Dataset records:
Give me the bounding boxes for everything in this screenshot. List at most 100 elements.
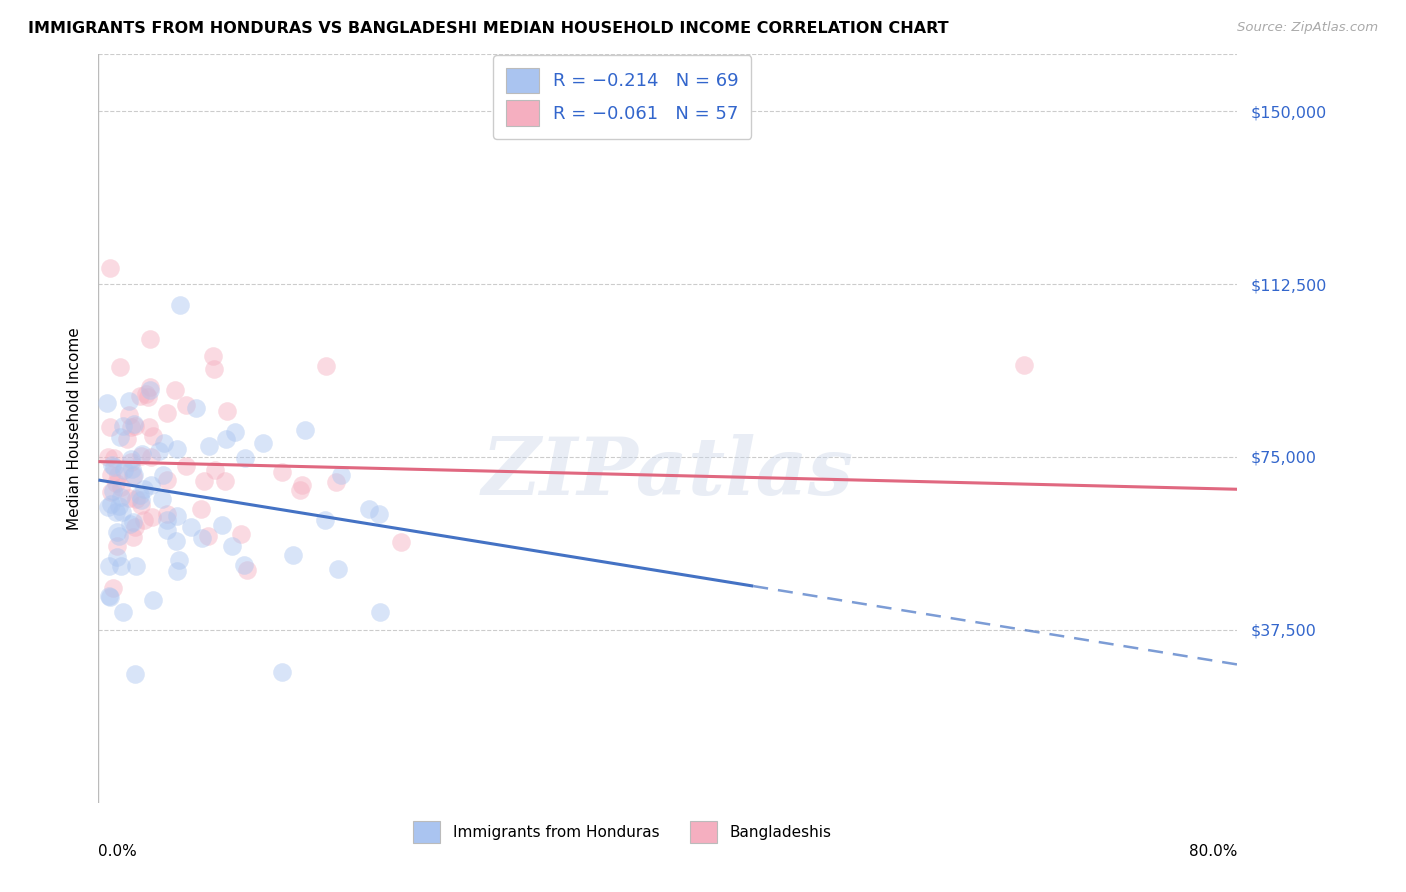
Point: [124, 419, 146, 434]
Point: [325, 475, 347, 489]
Text: IMMIGRANTS FROM HONDURAS VS BANGLADESHI MEDIAN HOUSEHOLD INCOME CORRELATION CHAR: IMMIGRANTS FROM HONDURAS VS BANGLADESHI …: [28, 21, 949, 36]
Point: [115, 433, 138, 447]
Point: [105, 539, 128, 553]
Point: [120, 517, 142, 532]
Point: [152, 436, 174, 450]
Point: [139, 380, 162, 394]
Point: [131, 498, 153, 512]
Point: [98, 591, 121, 605]
Y-axis label: Median Household Income: Median Household Income: [66, 326, 82, 530]
Point: [184, 401, 207, 416]
Point: [101, 483, 124, 498]
Point: [131, 447, 153, 461]
Point: [129, 449, 152, 463]
Point: [141, 510, 163, 524]
Point: [125, 492, 148, 507]
Point: [124, 520, 146, 534]
Point: [121, 462, 143, 476]
Point: [1012, 358, 1035, 372]
Point: [118, 491, 141, 505]
Point: [156, 513, 179, 527]
Point: [108, 528, 131, 542]
Point: [221, 539, 243, 553]
Point: [235, 450, 257, 465]
Point: [294, 423, 316, 437]
Point: [215, 432, 238, 446]
Point: [291, 478, 314, 492]
Point: [118, 394, 141, 409]
Point: [105, 476, 128, 491]
Point: [101, 581, 124, 595]
Point: [132, 482, 155, 496]
Point: [283, 548, 305, 562]
Point: [108, 430, 131, 444]
Point: [125, 558, 148, 573]
Point: [122, 531, 145, 545]
Point: [359, 501, 381, 516]
Point: [97, 450, 120, 464]
Point: [110, 490, 132, 504]
Point: [236, 563, 259, 577]
Point: [169, 298, 191, 312]
Legend: Immigrants from Honduras, Bangladeshis: Immigrants from Honduras, Bangladeshis: [406, 815, 838, 849]
Point: [252, 435, 274, 450]
Point: [117, 408, 139, 422]
Point: [111, 605, 134, 619]
Point: [98, 420, 121, 434]
Point: [135, 387, 157, 401]
Point: [142, 593, 165, 607]
Point: [112, 463, 135, 477]
Text: ZIPatlas: ZIPatlas: [482, 434, 853, 512]
Point: [152, 468, 174, 483]
Point: [197, 439, 219, 453]
Point: [142, 428, 165, 442]
Point: [104, 505, 127, 519]
Point: [141, 450, 163, 464]
Point: [202, 350, 225, 364]
Point: [197, 528, 219, 542]
Point: [148, 443, 170, 458]
Point: [129, 488, 152, 502]
Point: [204, 463, 226, 477]
Point: [121, 516, 143, 530]
Point: [156, 473, 179, 487]
Point: [98, 260, 121, 275]
Point: [330, 467, 353, 482]
Point: [120, 451, 142, 466]
Point: [100, 497, 122, 511]
Point: [214, 475, 236, 489]
Point: [100, 467, 122, 482]
Point: [107, 524, 129, 539]
Point: [120, 420, 142, 434]
Point: [215, 403, 238, 417]
Point: [120, 454, 142, 468]
Point: [110, 480, 132, 494]
Point: [176, 398, 198, 412]
Point: [315, 359, 337, 373]
Point: [100, 485, 122, 500]
Point: [96, 396, 118, 410]
Point: [132, 513, 155, 527]
Point: [190, 501, 212, 516]
Point: [224, 425, 246, 440]
Point: [155, 508, 177, 522]
Point: [232, 558, 254, 573]
Point: [98, 590, 121, 604]
Point: [270, 465, 292, 479]
Point: [156, 523, 179, 537]
Point: [156, 406, 179, 420]
Point: [103, 459, 125, 474]
Point: [100, 458, 122, 472]
Point: [139, 478, 162, 492]
Point: [98, 558, 121, 573]
Point: [165, 534, 187, 549]
Point: [97, 500, 120, 514]
Point: [150, 491, 173, 506]
Point: [229, 527, 252, 541]
Point: [180, 520, 202, 534]
Point: [128, 389, 150, 403]
Point: [167, 553, 190, 567]
Text: 80.0%: 80.0%: [1189, 844, 1237, 859]
Point: [129, 492, 152, 507]
Point: [108, 359, 131, 374]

Problem requirements: Copy the listing above verbatim, from the line with "Point: [124, 419, 146, 434]" up to and including the line with "Point: [120, 517, 142, 532]".

Answer to the problem:
Point: [124, 419, 146, 434]
Point: [325, 475, 347, 489]
Text: IMMIGRANTS FROM HONDURAS VS BANGLADESHI MEDIAN HOUSEHOLD INCOME CORRELATION CHAR: IMMIGRANTS FROM HONDURAS VS BANGLADESHI …: [28, 21, 949, 36]
Point: [115, 433, 138, 447]
Point: [105, 539, 128, 553]
Point: [120, 517, 142, 532]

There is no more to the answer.